Good Friday was a time where fear, sadness, and loneliness came and dwelt with Jesus and the disciples. Jesus walked to Calvary by himself, abandoned and betrayed. The disciples locked themselves into a room in fear and feeling alone without Jesus to lead them. Why? They didn’t really understand that the suffering, the anguish they felt in their soles was temporary, but the hope Christ gives us is never-ending. Jesus had the power over death. Jesus had the power to appear in the upper room with the disciples. And Jesus gave them the Spirit to ensure they would never, ever be alone in this life.
The journey for Jesus was lonely, but we are promised that we are never alone when we have faith in God. When the followers fell asleep as Jesus prayed earnestly in the garden, he still prayed with them. When Jesus was betrayed, he was calm and gentle with all of them, loving and forgiving. When they abandoned Jesus, denied him, cowered in fear lacking all faith to believe his Word and his promises, he still loved them and gave everything he had to bring them closer to him and love them more and more. As the hymn says, “And he walks with me, and he talks with me, and he tells me I am his own.” The days may seem dark, and we may feel alone, but through it all and in it all God still walks with us and never leaves us. As a pastor friend said, “If God cared enough to create us, then God loves us enough to see us through.”
______________________________
**Set of tasks:**
• a. According to the Good Friday reflection, what did Jesus give the disciples so they would never be alone in this life?
• b. Please give the stretch of the Good Friday reflection from "Good Friday was" through "in this life." again, swapping "disciples" for "followers".
The rows aren't needed here.
______________________________
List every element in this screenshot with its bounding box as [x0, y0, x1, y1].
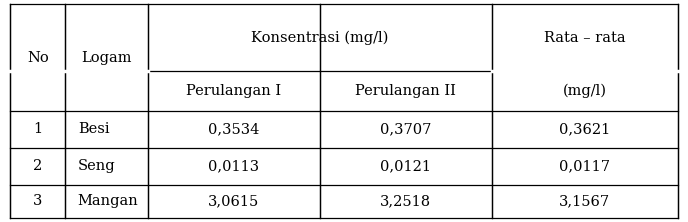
Text: 2: 2	[33, 159, 43, 173]
Text: 0,3534: 0,3534	[208, 122, 259, 136]
Text: Konsentrasi (mg/l): Konsentrasi (mg/l)	[251, 31, 389, 45]
Text: 1: 1	[33, 122, 43, 136]
Text: Besi: Besi	[78, 122, 109, 136]
Text: 3,2518: 3,2518	[380, 194, 431, 208]
Text: 0,3707: 0,3707	[380, 122, 431, 136]
Text: 0,0113: 0,0113	[208, 159, 259, 173]
Text: 3,0615: 3,0615	[208, 194, 259, 208]
Text: (mg/l): (mg/l)	[563, 84, 607, 98]
Text: Perulangan I: Perulangan I	[186, 84, 281, 98]
Text: Logam: Logam	[81, 51, 132, 65]
Text: Rata – rata: Rata – rata	[544, 31, 625, 45]
Text: Mangan: Mangan	[78, 194, 138, 208]
Text: Seng: Seng	[78, 159, 116, 173]
Text: Perulangan II: Perulangan II	[356, 84, 456, 98]
Text: No: No	[27, 51, 49, 65]
Text: 0,0117: 0,0117	[559, 159, 610, 173]
Text: 3,1567: 3,1567	[559, 194, 610, 208]
Text: 0,3621: 0,3621	[559, 122, 610, 136]
Text: 3: 3	[33, 194, 43, 208]
Text: 0,0121: 0,0121	[380, 159, 431, 173]
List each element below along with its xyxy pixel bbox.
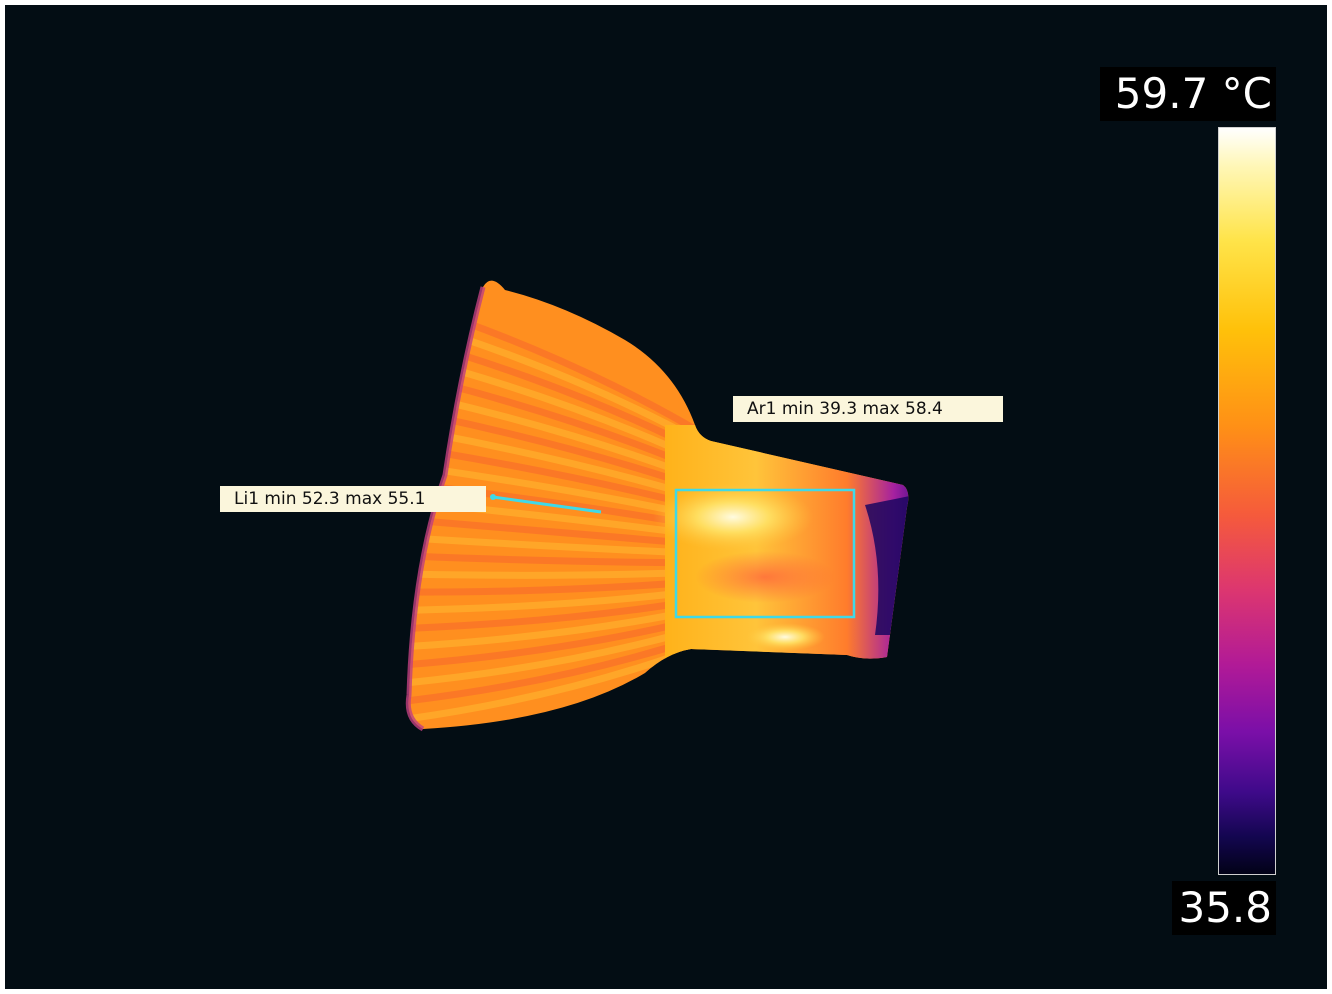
scale-max-label: 59.7 °C bbox=[1100, 67, 1276, 121]
thermal-image bbox=[405, 280, 909, 732]
area-measurement-label: Ar1 min 39.3 max 58.4 bbox=[733, 396, 1003, 422]
line-measurement-endpoint[interactable] bbox=[490, 494, 496, 500]
line-measurement-label: Li1 min 52.3 max 55.1 bbox=[220, 486, 486, 512]
line-measurement[interactable] bbox=[492, 495, 602, 514]
temperature-scale-bar bbox=[1218, 127, 1276, 875]
thermal-image-viewport: Ar1 min 39.3 max 58.4 Li1 min 52.3 max 5… bbox=[5, 5, 1327, 989]
area-measurement-box[interactable] bbox=[674, 488, 856, 619]
scale-min-label: 35.8 bbox=[1172, 881, 1276, 935]
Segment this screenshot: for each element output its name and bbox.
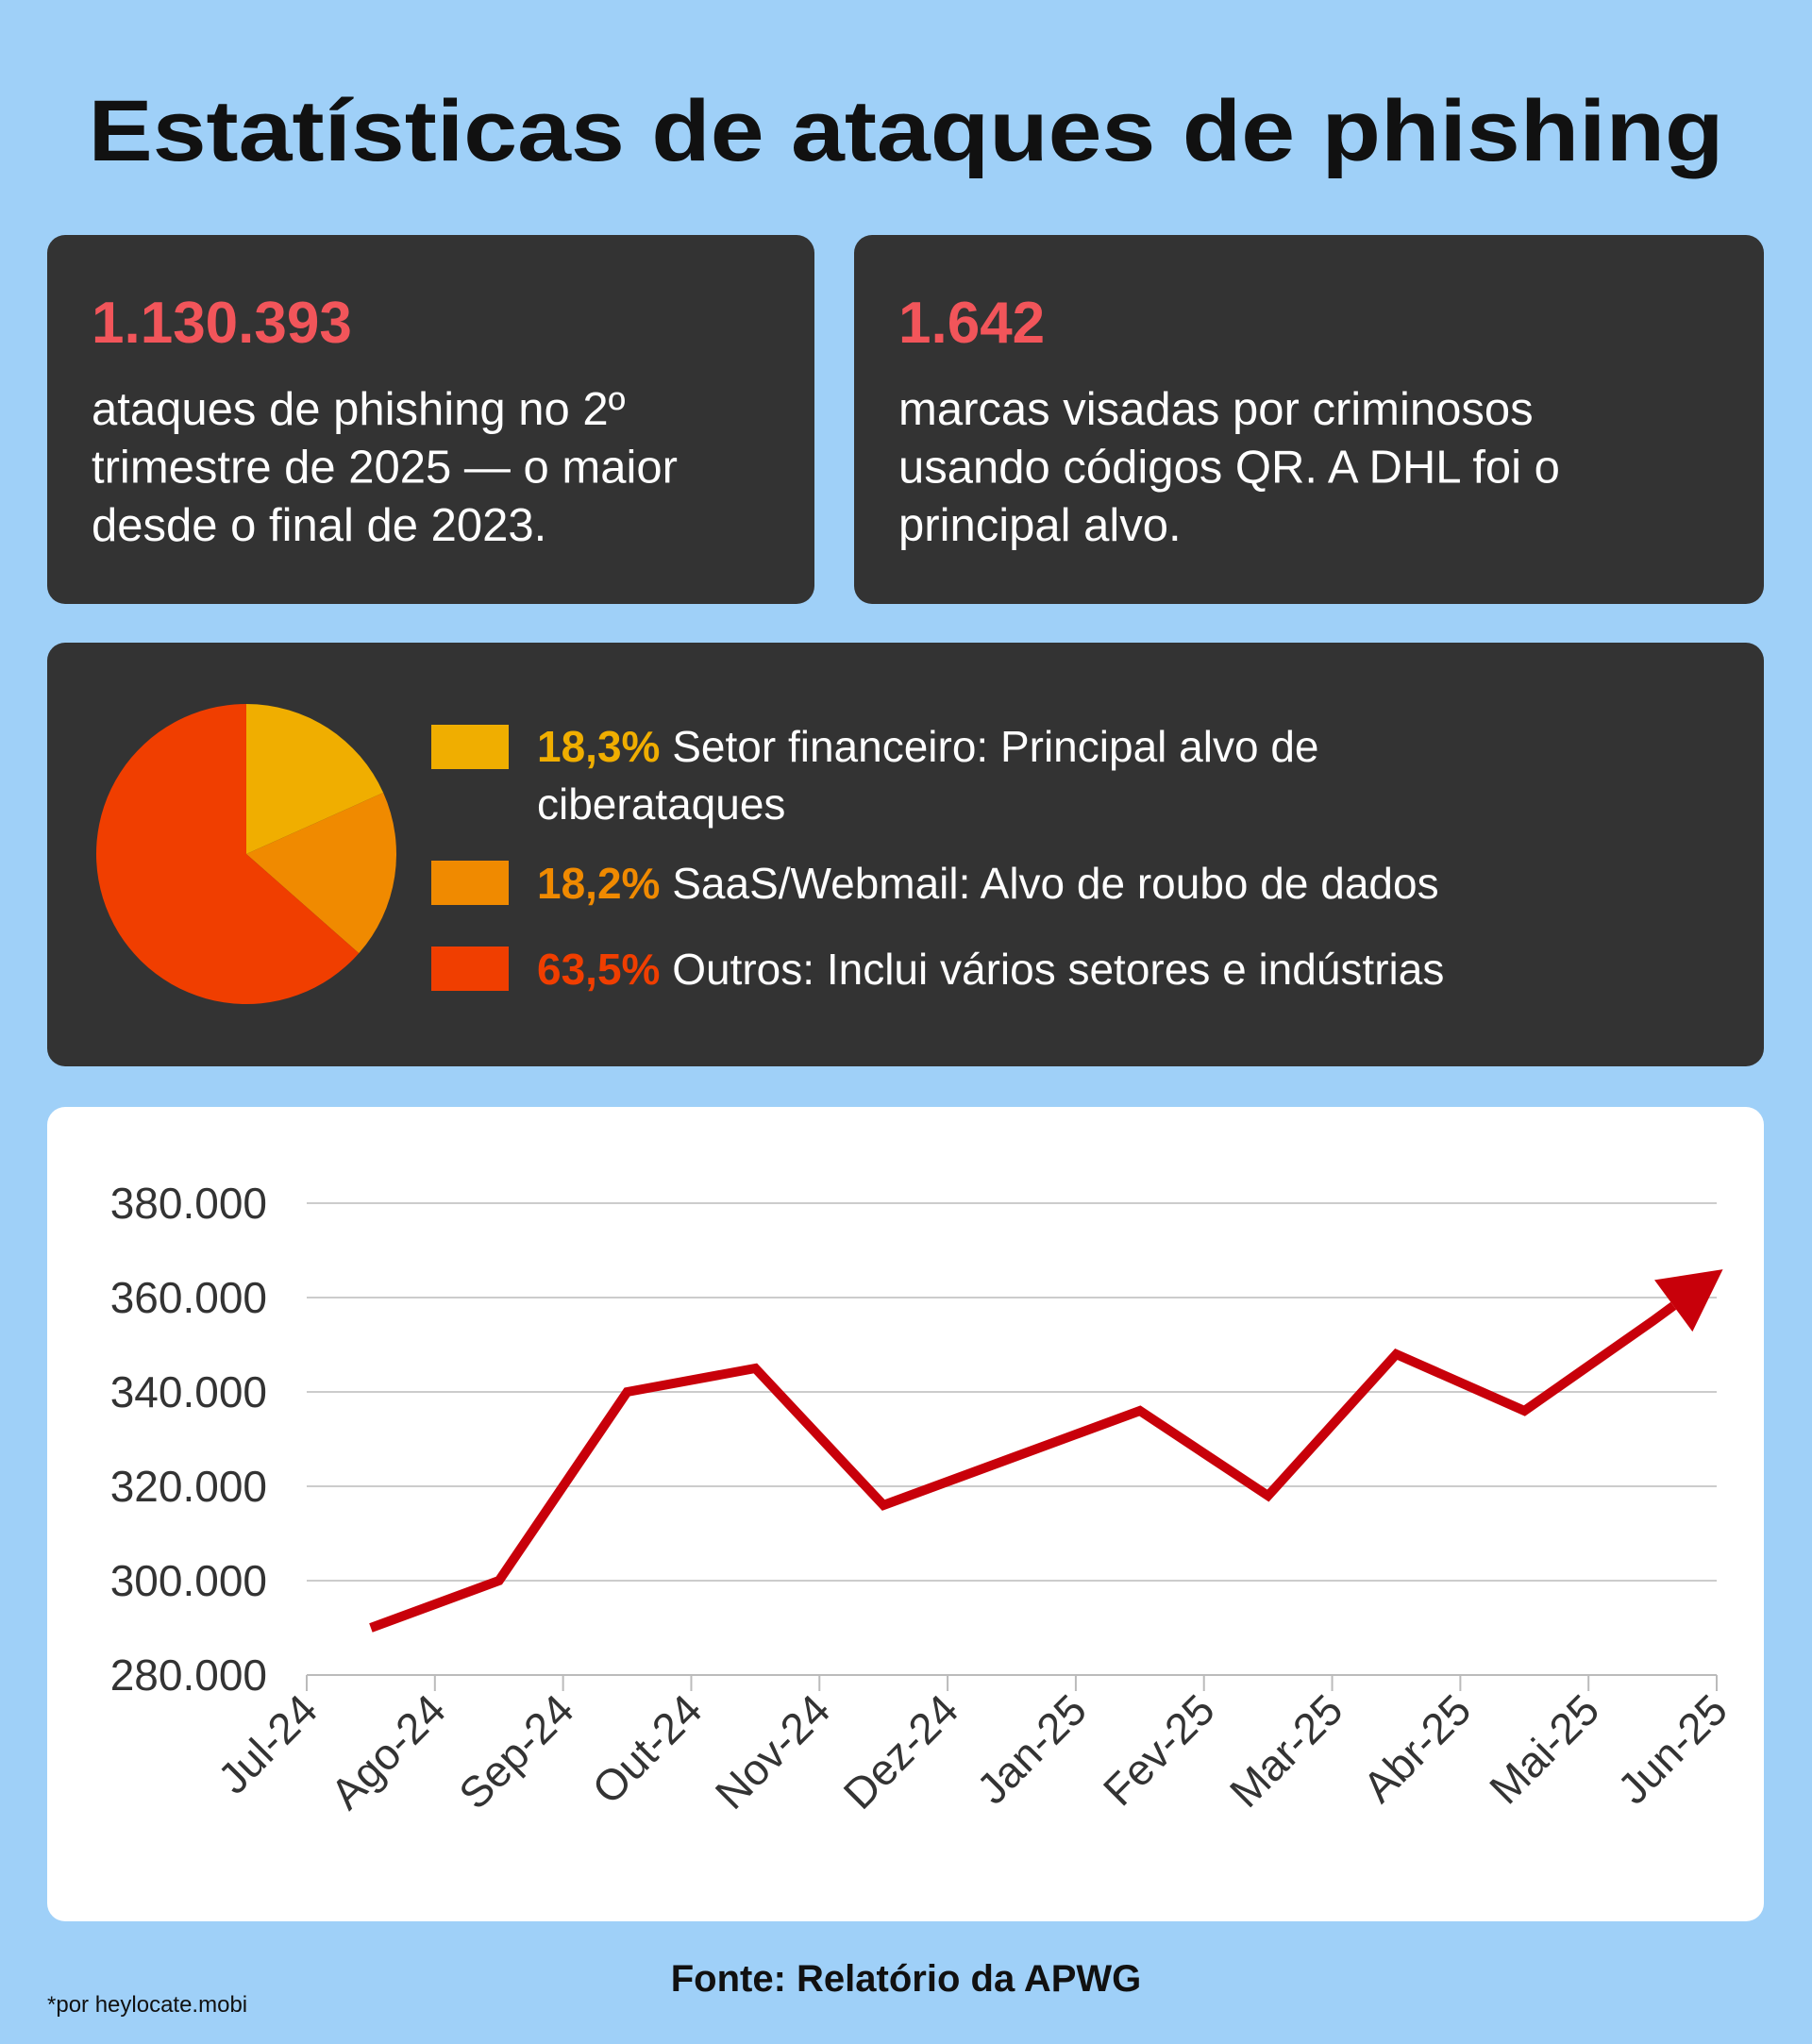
legend-percent: 18,3% <box>537 722 661 771</box>
y-tick-label: 360.000 <box>110 1273 267 1322</box>
legend-entry: 18,3% Setor financeiro: Principal alvo d… <box>537 718 1481 833</box>
stat-value: 1.130.393 <box>92 291 352 356</box>
pie-slice <box>95 704 360 1005</box>
stat-text: marcas visadas por criminosos <box>898 384 1534 435</box>
stat-text: ataques de phishing no 2º <box>92 384 626 435</box>
legend-swatch <box>431 947 509 991</box>
stat-card <box>854 235 1764 604</box>
arrowhead <box>1654 1269 1723 1332</box>
y-tick-label: 280.000 <box>110 1650 267 1700</box>
y-tick-label: 300.000 <box>110 1556 267 1605</box>
stat-text: desde o final de 2023. <box>92 500 546 551</box>
stat-card <box>47 235 814 604</box>
stat-text: usando códigos QR. A DHL foi o <box>898 443 1560 494</box>
legend-label: Setor financeiro: Principal alvo de cibe… <box>537 722 1319 829</box>
legend-percent: 18,2% <box>537 859 661 908</box>
line-card <box>47 1107 1764 1921</box>
credit: *por heylocate.mobi <box>47 1992 247 2018</box>
legend-swatch <box>431 725 509 769</box>
legend-entry: 18,2% SaaS/Webmail: Alvo de roubo de dad… <box>537 855 1439 913</box>
pie-slice <box>246 793 396 954</box>
legend-label: Outros: Inclui vários setores e indústri… <box>672 945 1445 994</box>
y-tick-label: 380.000 <box>110 1179 267 1228</box>
y-tick-label: 320.000 <box>110 1462 267 1511</box>
source: Fonte: Relatório da APWG <box>671 1958 1142 2000</box>
stat-text: principal alvo. <box>898 500 1182 551</box>
legend-entry: 63,5% Outros: Inclui vários setores e in… <box>537 941 1444 998</box>
legend-percent: 63,5% <box>537 945 661 994</box>
pie-slice <box>246 704 384 854</box>
page-title: Estatísticas de ataques de phishing <box>89 83 1724 179</box>
line-series <box>369 1301 1677 1633</box>
stat-text: trimestre de 2025 — o maior <box>92 443 678 494</box>
legend-swatch <box>431 861 509 905</box>
y-tick-label: 340.000 <box>110 1367 267 1416</box>
legend-label: SaaS/Webmail: Alvo de roubo de dados <box>672 859 1439 908</box>
stat-value: 1.642 <box>898 291 1045 356</box>
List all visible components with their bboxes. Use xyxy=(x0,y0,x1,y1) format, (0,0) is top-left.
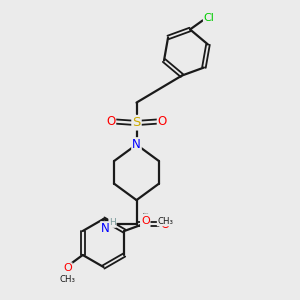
Text: O: O xyxy=(160,218,169,231)
Text: N: N xyxy=(101,222,110,235)
Text: methoxy: methoxy xyxy=(143,213,149,214)
Text: N: N xyxy=(132,138,141,151)
Text: O: O xyxy=(63,263,72,273)
Text: CH₃: CH₃ xyxy=(59,274,75,284)
Text: H: H xyxy=(109,218,116,227)
Text: methoxy: methoxy xyxy=(154,214,160,215)
Text: O: O xyxy=(158,115,167,128)
Text: CH₃: CH₃ xyxy=(157,217,173,226)
Text: O: O xyxy=(141,216,150,226)
Text: S: S xyxy=(132,116,141,130)
Text: Cl: Cl xyxy=(204,13,215,23)
Text: O: O xyxy=(106,115,115,128)
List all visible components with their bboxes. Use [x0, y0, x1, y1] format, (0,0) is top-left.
______________________________
**Responses to the exercise:**
• a. He gave them the Spirit.

• b.
Good Friday was a time where fear, sadness, and loneliness came and dwelt with Jesus and the followers. Jesus walked to Calvary by himself, abandoned and betrayed. The followers locked themselves into a room in fear and feeling alone without Jesus to lead them. Why? They didn’t really understand that the suffering, the anguish they felt in their soles was temporary, but the hope Christ gives us is never-ending. Jesus had the power over death. Jesus had the power to appear in the upper room with the followers. And Jesus gave them the Spirit to ensure they would never, ever be alone in this life.